_Your instructions:_ Gather the lines that hold the string "Ghediri".

_Provided records:_
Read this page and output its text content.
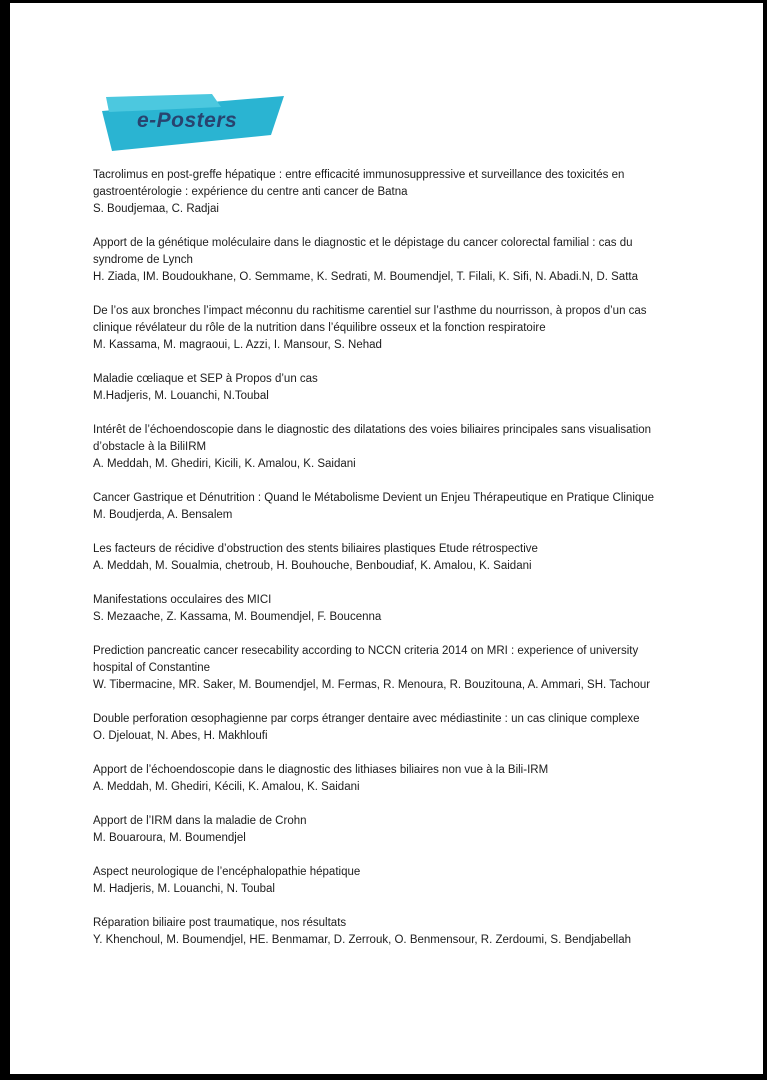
e-Posters

Tacrolimus en post-greffe hépatique : entre efficacité immunosuppressive et surveillance des toxicités en gastroentérologie : expérience du centre anti cancer de Batna

S. Boudjemaa, C. Radjai

Apport de la génétique moléculaire dans le diagnostic et le dépistage du cancer colorectal familial : cas du syndrome de Lynch

H. Ziada, IM. Boudoukhane, O. Semmame, K. Sedrati, M. Boumendjel, T. Filali, K. Sifi, N. Abadi.N, D. Satta

De l’os aux bronches l’impact méconnu du rachitisme carentiel sur l’asthme du nourrisson, à propos d’un cas clinique révélateur du rôle de la nutrition dans l’équilibre osseux et la fonction respiratoire

M. Kassama, M. magraoui, L. Azzi, I. Mansour, S. Nehad

Maladie cœliaque et SEP à Propos d’un cas

M.Hadjeris, M. Louanchi, N.Toubal

Intérêt de l’échoendoscopie dans le diagnostic des dilatations des voies biliaires principales sans visualisation d’obstacle à la BiliIRM

A. Meddah, M. Ghediri, Kicili, K. Amalou, K. Saidani

Cancer Gastrique et Dénutrition : Quand le Métabolisme Devient un Enjeu Thérapeutique en Pratique Clinique

M. Boudjerda, A. Bensalem

Les facteurs de récidive d’obstruction des stents biliaires plastiques Etude rétrospective

A. Meddah, M. Soualmia, chetroub, H. Bouhouche, Benboudiaf, K. Amalou, K. Saidani

Manifestations occulaires des MICI

S. Mezaache, Z. Kassama, M. Boumendjel, F. Boucenna

Prediction pancreatic cancer resecability according to NCCN criteria 2014 on MRI : experience of university hospital of Constantine

W. Tibermacine, MR. Saker, M. Boumendjel, M. Fermas, R. Menoura, R. Bouzitouna, A. Ammari, SH. Tachour

Double perforation œsophagienne par corps étranger dentaire avec médiastinite : un cas clinique complexe

O. Djelouat, N. Abes, H. Makhloufi

Apport de l’échoendoscopie dans le diagnostic des lithiases biliaires non vue à la Bili-IRM

A. Meddah, M. Ghediri, Kécili, K. Amalou, K. Saidani

Apport de l’IRM dans la maladie de Crohn

M. Bouaroura, M. Boumendjel

Aspect neurologique de l’encéphalopathie hépatique

M. Hadjeris, M. Louanchi, N. Toubal

Réparation biliaire post traumatique, nos résultats

Y. Khenchoul, M. Boumendjel, HE. Benmamar, D. Zerrouk, O. Benmensour, R. Zerdoumi, S. Bendjabellah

_Solved problem:_
A. Meddah, M. Ghediri, Kicili, K. Amalou, K. Saidani
A. Meddah, M. Ghediri, Kécili, K. Amalou, K. Saidani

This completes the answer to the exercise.